* Instructions for the task: All lines in the data bearing the string "capture" should be identified and copied.

* Records for the task:
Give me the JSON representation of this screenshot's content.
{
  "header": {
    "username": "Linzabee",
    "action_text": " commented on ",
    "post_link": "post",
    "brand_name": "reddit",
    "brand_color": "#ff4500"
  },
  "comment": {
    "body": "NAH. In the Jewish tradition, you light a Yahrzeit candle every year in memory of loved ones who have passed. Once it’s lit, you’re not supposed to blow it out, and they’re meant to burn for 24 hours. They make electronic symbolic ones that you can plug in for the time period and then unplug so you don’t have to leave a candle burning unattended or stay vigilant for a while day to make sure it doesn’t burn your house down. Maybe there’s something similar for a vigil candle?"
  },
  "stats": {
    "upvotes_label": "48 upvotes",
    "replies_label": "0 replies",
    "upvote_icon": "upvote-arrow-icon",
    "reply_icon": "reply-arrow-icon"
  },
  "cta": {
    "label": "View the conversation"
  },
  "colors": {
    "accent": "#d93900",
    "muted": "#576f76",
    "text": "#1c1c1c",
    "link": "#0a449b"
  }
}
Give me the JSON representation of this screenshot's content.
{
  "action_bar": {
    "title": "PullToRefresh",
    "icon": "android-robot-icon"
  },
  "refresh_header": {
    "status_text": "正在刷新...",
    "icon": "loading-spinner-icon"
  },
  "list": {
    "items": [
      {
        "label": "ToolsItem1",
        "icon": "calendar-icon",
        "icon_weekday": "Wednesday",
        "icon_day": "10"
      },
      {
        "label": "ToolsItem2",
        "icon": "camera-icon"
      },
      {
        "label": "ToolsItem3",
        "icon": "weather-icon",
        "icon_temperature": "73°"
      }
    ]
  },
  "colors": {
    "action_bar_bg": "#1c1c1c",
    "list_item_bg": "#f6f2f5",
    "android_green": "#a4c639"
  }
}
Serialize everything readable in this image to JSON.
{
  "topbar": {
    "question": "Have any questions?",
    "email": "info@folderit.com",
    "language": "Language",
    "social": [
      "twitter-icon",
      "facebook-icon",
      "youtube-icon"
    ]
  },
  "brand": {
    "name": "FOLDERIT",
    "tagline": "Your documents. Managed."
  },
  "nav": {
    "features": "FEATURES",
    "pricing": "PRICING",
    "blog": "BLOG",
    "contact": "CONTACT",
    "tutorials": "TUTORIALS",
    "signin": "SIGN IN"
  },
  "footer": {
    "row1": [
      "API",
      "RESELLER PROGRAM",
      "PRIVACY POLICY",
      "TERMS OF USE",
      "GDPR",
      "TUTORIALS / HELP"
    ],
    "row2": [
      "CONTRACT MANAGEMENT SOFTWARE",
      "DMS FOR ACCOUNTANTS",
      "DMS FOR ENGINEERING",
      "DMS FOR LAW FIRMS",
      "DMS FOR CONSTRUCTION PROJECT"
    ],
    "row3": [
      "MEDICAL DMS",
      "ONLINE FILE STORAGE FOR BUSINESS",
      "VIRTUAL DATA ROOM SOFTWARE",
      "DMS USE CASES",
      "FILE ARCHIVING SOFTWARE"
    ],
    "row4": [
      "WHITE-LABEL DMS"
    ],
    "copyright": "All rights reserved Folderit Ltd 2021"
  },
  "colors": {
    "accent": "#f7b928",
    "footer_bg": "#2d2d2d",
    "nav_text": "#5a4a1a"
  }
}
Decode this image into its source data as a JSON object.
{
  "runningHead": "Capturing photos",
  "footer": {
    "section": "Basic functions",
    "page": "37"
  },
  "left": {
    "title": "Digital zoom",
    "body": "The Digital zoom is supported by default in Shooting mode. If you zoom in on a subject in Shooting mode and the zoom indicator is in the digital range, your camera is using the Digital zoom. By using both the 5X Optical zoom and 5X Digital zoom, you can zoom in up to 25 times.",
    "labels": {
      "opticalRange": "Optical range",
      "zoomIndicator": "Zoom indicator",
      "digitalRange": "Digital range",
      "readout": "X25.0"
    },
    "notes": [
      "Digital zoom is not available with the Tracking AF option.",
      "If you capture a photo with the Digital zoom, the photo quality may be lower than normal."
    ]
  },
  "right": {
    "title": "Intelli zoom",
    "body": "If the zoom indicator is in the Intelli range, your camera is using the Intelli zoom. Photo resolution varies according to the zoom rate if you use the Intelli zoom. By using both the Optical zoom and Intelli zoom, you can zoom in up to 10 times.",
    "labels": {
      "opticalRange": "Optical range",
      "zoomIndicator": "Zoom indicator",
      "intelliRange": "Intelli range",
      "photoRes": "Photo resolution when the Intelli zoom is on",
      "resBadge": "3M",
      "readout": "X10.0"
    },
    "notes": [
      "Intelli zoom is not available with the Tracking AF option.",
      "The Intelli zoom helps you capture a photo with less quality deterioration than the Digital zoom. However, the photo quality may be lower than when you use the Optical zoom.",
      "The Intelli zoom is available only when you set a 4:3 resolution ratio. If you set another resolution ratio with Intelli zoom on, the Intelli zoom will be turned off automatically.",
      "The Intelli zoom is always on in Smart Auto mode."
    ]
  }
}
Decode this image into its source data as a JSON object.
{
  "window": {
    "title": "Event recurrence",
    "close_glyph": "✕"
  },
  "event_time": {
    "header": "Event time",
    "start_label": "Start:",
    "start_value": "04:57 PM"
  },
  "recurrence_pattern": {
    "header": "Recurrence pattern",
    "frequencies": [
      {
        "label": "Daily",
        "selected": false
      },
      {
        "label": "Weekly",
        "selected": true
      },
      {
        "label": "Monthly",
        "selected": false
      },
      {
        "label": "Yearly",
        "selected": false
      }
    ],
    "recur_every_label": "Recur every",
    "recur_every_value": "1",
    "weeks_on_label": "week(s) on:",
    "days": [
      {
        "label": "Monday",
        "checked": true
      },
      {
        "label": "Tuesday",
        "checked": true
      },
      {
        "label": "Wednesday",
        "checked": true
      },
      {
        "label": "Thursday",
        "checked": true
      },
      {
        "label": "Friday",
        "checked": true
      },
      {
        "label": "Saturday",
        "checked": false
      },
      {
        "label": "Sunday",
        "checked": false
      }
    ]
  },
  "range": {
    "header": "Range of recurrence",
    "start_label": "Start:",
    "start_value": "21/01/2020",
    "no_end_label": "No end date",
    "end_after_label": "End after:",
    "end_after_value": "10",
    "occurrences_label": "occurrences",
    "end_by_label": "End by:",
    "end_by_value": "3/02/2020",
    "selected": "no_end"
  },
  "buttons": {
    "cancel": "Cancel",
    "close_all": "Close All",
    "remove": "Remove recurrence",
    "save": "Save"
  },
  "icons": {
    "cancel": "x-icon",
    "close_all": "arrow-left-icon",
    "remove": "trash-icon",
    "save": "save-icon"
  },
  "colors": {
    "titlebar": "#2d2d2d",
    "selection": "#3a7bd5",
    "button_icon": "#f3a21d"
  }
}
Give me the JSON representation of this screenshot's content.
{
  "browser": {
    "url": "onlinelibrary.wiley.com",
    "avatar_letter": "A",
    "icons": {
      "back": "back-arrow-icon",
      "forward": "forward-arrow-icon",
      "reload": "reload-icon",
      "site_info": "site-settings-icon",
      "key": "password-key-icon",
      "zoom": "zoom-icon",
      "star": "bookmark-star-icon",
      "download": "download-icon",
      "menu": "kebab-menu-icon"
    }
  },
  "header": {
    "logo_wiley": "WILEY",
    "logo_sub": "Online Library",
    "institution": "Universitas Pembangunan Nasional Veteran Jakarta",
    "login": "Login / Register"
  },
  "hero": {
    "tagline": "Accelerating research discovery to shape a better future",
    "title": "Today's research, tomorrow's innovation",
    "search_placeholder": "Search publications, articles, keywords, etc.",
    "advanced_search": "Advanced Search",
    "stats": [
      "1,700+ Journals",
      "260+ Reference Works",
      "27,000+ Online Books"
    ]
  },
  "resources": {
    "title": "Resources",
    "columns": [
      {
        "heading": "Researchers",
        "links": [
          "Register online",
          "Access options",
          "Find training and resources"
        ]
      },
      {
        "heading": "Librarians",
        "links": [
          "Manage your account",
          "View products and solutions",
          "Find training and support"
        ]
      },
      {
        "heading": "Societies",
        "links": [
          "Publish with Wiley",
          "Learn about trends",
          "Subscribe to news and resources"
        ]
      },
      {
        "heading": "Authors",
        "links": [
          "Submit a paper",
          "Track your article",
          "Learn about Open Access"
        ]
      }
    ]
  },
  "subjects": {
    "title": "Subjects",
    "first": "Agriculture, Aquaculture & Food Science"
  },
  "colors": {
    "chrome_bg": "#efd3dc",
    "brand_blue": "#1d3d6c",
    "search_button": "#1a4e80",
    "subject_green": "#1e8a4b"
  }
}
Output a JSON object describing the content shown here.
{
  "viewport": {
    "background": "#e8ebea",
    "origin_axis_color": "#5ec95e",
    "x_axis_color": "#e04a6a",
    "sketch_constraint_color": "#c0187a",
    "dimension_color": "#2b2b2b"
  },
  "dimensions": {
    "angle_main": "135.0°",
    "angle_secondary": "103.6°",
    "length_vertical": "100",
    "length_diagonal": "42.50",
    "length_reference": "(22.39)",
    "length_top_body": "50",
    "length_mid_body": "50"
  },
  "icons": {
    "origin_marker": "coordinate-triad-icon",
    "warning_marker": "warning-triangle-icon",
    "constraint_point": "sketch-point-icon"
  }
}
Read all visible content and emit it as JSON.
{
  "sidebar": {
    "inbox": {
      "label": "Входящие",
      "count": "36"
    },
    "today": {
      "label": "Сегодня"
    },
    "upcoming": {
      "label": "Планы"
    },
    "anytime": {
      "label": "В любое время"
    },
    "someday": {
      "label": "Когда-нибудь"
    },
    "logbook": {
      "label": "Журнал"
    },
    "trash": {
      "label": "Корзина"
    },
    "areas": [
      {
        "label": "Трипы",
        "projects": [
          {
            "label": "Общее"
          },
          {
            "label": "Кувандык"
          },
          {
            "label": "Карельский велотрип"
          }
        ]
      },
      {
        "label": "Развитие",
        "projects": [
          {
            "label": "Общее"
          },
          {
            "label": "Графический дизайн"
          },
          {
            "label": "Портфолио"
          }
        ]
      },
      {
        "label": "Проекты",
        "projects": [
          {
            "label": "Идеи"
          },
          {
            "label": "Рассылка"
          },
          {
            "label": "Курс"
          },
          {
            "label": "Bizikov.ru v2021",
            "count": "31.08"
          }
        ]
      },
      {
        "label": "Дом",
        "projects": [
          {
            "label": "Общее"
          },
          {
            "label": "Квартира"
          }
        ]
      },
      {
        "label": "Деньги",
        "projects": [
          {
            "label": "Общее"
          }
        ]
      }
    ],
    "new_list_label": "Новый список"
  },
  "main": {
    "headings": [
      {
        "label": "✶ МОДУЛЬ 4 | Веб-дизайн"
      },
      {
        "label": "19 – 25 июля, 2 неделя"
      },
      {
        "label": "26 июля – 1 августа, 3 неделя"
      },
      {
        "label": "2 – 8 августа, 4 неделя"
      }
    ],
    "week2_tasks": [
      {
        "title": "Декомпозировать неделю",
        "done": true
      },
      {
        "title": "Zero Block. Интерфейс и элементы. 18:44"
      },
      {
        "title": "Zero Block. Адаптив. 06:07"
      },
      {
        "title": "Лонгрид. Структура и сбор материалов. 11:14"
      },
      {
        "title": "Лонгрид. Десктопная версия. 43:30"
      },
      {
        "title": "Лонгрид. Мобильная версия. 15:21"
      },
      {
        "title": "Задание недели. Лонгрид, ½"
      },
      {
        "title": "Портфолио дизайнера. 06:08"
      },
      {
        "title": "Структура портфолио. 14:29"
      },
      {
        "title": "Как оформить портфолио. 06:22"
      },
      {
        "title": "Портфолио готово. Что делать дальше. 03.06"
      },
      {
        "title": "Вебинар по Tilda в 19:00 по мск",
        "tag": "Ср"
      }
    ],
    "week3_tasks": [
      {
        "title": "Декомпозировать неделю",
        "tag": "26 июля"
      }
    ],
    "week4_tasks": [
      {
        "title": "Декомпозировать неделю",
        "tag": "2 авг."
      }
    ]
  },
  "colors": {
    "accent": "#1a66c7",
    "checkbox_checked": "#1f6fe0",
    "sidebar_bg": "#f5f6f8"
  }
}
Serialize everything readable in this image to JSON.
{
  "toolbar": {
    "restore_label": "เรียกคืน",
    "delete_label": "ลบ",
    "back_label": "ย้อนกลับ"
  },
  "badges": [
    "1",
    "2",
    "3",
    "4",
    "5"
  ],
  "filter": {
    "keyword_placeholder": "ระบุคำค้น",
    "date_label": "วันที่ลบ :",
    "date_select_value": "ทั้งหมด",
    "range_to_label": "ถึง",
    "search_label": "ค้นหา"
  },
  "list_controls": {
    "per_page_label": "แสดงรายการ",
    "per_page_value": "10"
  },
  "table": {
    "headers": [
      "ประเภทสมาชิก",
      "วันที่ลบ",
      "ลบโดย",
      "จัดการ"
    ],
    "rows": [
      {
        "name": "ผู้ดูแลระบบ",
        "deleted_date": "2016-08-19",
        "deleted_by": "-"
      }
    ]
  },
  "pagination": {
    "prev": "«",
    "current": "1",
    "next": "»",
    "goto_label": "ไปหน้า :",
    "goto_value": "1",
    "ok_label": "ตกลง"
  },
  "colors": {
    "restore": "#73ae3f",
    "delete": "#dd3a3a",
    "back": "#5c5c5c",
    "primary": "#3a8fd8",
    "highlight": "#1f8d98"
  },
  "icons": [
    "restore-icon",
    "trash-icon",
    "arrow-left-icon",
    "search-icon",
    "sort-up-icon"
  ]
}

* Reply to the task:
      "If you capture a photo with the Digital zoom, the photo quality may be lower than normal."
      "The Intelli zoom helps you capture a photo with less quality deterioration than the Digital zoom. However, the photo quality may be lower than when you use the Optical zoom.",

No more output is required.